Your goal: Could you extract every entry below and reproduce it exactly?

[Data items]
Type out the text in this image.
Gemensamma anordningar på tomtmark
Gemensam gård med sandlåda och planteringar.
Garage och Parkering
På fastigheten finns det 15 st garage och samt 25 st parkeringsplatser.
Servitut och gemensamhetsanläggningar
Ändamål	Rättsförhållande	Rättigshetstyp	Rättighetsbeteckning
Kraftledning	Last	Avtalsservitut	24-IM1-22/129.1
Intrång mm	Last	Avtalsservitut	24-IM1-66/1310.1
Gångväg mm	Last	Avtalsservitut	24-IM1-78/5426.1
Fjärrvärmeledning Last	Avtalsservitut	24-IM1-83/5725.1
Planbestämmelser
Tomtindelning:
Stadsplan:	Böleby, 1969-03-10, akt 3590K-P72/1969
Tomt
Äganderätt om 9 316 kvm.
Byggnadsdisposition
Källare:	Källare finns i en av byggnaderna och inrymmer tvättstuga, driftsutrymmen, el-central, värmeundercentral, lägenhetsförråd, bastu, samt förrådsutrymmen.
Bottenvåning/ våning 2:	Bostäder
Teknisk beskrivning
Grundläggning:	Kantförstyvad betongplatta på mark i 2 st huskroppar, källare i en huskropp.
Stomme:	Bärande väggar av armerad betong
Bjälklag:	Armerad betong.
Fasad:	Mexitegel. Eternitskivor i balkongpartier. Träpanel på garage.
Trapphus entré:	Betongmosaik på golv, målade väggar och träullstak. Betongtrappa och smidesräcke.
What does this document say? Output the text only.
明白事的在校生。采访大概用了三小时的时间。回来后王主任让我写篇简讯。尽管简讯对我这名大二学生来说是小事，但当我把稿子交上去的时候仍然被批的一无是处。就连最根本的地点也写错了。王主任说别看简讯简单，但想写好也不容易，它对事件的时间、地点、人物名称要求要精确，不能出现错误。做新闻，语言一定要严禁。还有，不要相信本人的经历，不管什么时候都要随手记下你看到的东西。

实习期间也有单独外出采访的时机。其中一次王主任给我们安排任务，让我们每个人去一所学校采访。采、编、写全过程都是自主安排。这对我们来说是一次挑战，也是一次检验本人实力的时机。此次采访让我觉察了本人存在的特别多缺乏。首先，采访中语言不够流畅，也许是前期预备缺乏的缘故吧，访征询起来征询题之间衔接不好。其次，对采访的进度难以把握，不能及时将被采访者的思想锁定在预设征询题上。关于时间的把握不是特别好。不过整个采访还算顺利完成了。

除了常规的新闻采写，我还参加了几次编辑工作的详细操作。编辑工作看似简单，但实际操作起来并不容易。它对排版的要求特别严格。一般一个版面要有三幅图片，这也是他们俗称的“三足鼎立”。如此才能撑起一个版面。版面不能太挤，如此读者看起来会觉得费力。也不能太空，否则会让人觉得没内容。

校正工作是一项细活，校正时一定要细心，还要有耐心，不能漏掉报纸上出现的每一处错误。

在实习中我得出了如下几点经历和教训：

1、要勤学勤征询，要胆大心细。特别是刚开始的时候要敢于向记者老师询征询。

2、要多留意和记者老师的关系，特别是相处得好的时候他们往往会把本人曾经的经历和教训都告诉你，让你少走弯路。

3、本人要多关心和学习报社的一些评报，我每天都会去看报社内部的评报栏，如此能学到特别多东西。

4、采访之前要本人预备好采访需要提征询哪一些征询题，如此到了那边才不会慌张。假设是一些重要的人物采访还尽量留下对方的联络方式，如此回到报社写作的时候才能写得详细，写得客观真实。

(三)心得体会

The output:
Type out the text in this image.
Gemensamma anordningar på tomtmark
Gemensam gård med sandlåda och planteringar.
Garage och Parkering
På fastigheten finns det 15 st garage och samt 25 st parkeringsplatser.
Servitut och gemensamhetsanläggningar
Ändamål	Rättsförhållande	Rättigshetstyp	Rättighetsbeteckning
Kraftledning	Last	Avtalsservitut	24-IM1-22/129.1
Intrång mm	Last	Avtalsservitut	24-IM1-66/1310.1
Gångväg mm	Last	Avtalsservitut	24-IM1-78/5426.1
Fjärrvärmeledning Last	Avtalsservitut	24-IM1-83/5725.1
Planbestämmelser
Tomtindelning:
Stadsplan:	Böleby, 1969-03-10, akt 3590K-P72/1969
Tomt
Äganderätt om 9 316 kvm.
Byggnadsdisposition
Källare:	Källare finns i en av byggnaderna och inrymmer tvättstuga, driftsutrymmen, el-central, värmeundercentral, lägenhetsförråd, bastu, samt förrådsutrymmen.
Bottenvåning/ våning 2:	Bostäder
Teknisk beskrivning
Grundläggning:	Kantförstyvad betongplatta på mark i 2 st huskroppar, källare i en huskropp.
Stomme:	Bärande väggar av armerad betong
Bjälklag:	Armerad betong.
Fasad:	Mexitegel. Eternitskivor i balkongpartier. Träpanel på garage.
Trapphus entré:	Betongmosaik på golv, målade väggar och träullstak. Betongtrappa och smidesräcke.
What does this document say? Output the text only.
明白事的在校生。采访大概用了三小时的时间。回来后王主任让我写篇简讯。尽管简讯对我这名大二学生来说是小事，但当我把稿子交上去的时候仍然被批的一无是处。就连最根本的地点也写错了。王主任说别看简讯简单，但想写好也不容易，它对事件的时间、地点、人物名称要求要精确，不能出现错误。做新闻，语言一定要严禁。还有，不要相信本人的经历，不管什么时候都要随手记下你看到的东西。

实习期间也有单独外出采访的时机。其中一次王主任给我们安排任务，让我们每个人去一所学校采访。采、编、写全过程都是自主安排。这对我们来说是一次挑战，也是一次检验本人实力的时机。此次采访让我觉察了本人存在的特别多缺乏。首先，采访中语言不够流畅，也许是前期预备缺乏的缘故吧，访征询起来征询题之间衔接不好。其次，对采访的进度难以把握，不能及时将被采访者的思想锁定在预设征询题上。关于时间的把握不是特别好。不过整个采访还算顺利完成了。

除了常规的新闻采写，我还参加了几次编辑工作的详细操作。编辑工作看似简单，但实际操作起来并不容易。它对排版的要求特别严格。一般一个版面要有三幅图片，这也是他们俗称的“三足鼎立”。如此才能撑起一个版面。版面不能太挤，如此读者看起来会觉得费力。也不能太空，否则会让人觉得没内容。

校正工作是一项细活，校正时一定要细心，还要有耐心，不能漏掉报纸上出现的每一处错误。

在实习中我得出了如下几点经历和教训：

1、要勤学勤征询，要胆大心细。特别是刚开始的时候要敢于向记者老师询征询。

2、要多留意和记者老师的关系，特别是相处得好的时候他们往往会把本人曾经的经历和教训都告诉你，让你少走弯路。

3、本人要多关心和学习报社的一些评报，我每天都会去看报社内部的评报栏，如此能学到特别多东西。

4、采访之前要本人预备好采访需要提征询哪一些征询题，如此到了那边才不会慌张。假设是一些重要的人物采访还尽量留下对方的联络方式，如此回到报社写作的时候才能写得详细，写得客观真实。

(三)心得体会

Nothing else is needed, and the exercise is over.